- _PROVIDED DATA_
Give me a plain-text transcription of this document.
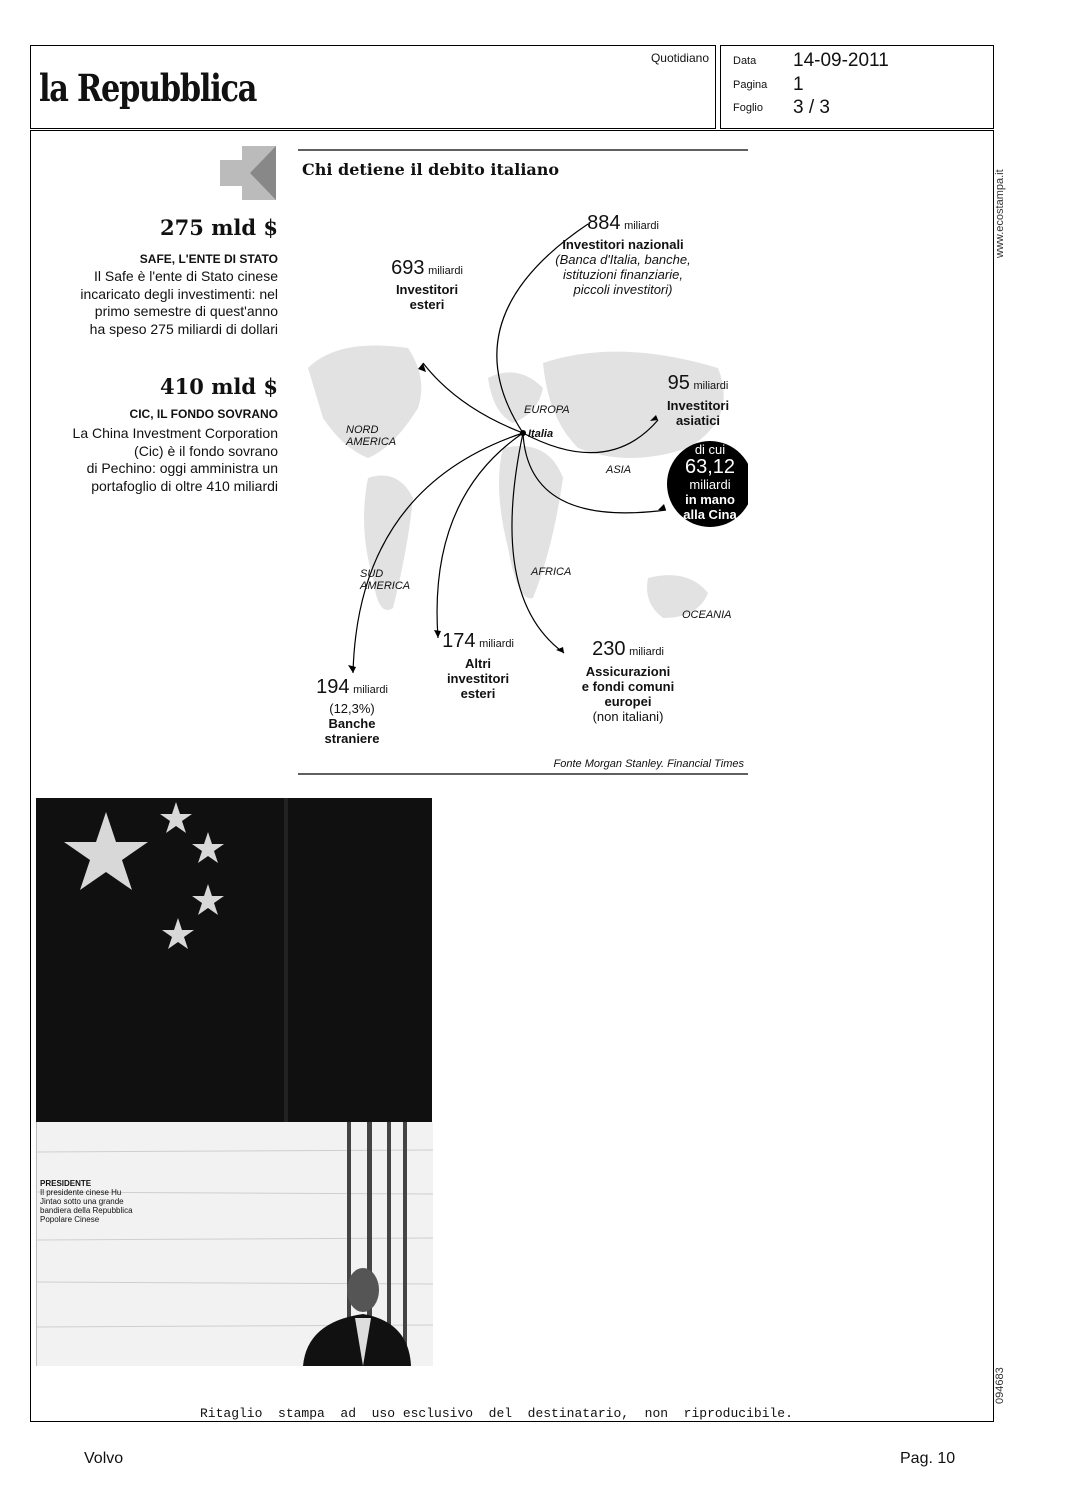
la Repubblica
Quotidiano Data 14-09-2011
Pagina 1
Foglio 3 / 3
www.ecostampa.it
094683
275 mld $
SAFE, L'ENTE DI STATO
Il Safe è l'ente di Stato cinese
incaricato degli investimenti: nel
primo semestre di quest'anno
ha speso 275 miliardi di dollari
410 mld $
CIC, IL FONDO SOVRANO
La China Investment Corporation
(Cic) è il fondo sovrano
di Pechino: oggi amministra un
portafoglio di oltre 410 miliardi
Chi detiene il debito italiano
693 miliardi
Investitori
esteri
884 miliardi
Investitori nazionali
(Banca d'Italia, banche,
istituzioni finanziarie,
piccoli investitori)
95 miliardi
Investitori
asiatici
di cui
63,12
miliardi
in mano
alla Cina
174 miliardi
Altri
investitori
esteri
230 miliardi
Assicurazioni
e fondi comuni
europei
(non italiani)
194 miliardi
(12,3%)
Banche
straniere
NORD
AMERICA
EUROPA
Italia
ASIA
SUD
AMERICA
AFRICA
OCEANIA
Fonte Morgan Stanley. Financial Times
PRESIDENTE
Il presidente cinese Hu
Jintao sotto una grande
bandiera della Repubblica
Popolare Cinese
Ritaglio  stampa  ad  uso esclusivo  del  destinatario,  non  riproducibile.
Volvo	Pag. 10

---

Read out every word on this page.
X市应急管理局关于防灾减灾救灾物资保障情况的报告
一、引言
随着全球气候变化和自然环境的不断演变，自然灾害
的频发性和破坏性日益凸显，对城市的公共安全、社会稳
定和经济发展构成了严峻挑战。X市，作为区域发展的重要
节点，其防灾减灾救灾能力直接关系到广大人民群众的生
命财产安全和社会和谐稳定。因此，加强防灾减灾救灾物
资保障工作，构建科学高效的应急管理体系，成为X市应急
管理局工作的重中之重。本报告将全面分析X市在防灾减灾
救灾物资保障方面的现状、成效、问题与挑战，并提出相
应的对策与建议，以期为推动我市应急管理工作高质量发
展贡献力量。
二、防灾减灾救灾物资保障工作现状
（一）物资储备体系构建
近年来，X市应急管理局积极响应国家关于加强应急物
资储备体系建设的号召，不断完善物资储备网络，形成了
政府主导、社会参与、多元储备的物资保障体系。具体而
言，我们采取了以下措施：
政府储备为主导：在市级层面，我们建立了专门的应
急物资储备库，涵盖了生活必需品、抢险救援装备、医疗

- _REQUEST_
Gather all lines from the listing above in which "this" occurs.

- _THE REPLY_
Give me a plain-text transcription of this document.
Read out every word on this page.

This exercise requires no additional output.